◆ Written problem: Go through the entries below and collect each line with the string "Beimbauer" in it.

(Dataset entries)
· · ·
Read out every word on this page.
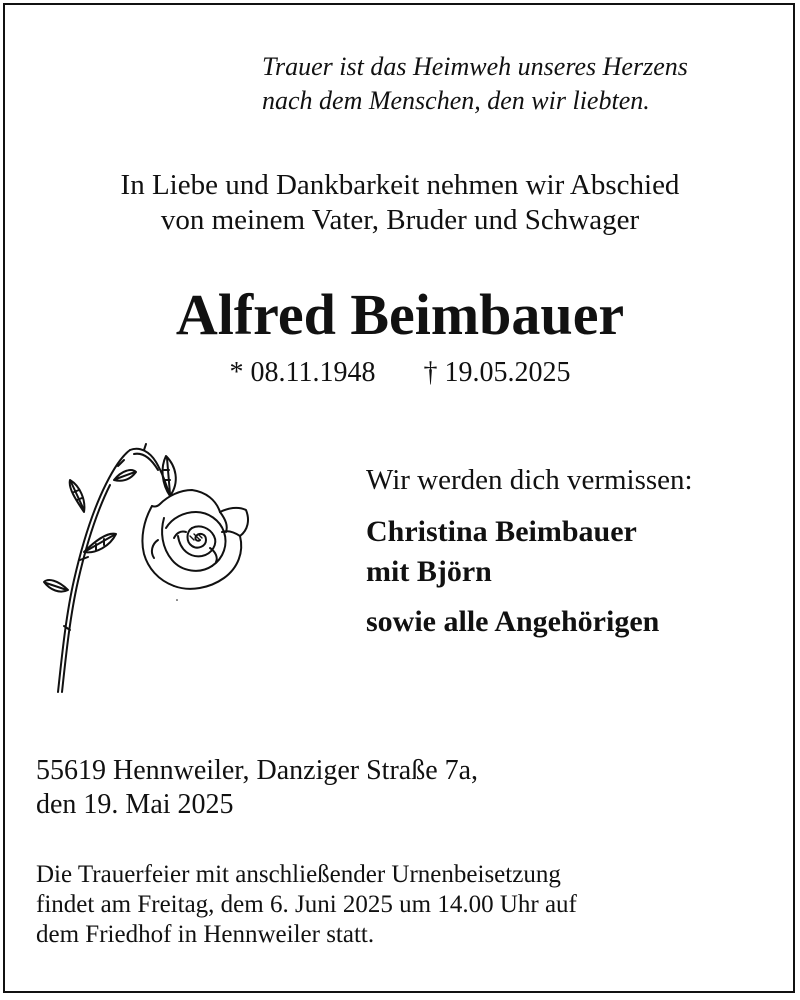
Trauer ist das Heimweh unseres Herzens
nach dem Menschen, den wir liebten.
In Liebe und Dankbarkeit nehmen wir Abschied
von meinem Vater, Bruder und Schwager
Alfred Beimbauer
* 08.11.1948 † 19.05.2025
Wir werden dich vermissen:
Christina Beimbauer
mit Björn
sowie alle Angehörigen
55619 Hennweiler, Danziger Straße 7a,
den 19. Mai 2025
Die Trauerfeier mit anschließender Urnenbeisetzung
findet am Freitag, dem 6. Juni 2025 um 14.00 Uhr auf
dem Friedhof in Hennweiler statt.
· · ·
◆ Complete answer:
Alfred Beimbauer
Christina Beimbauer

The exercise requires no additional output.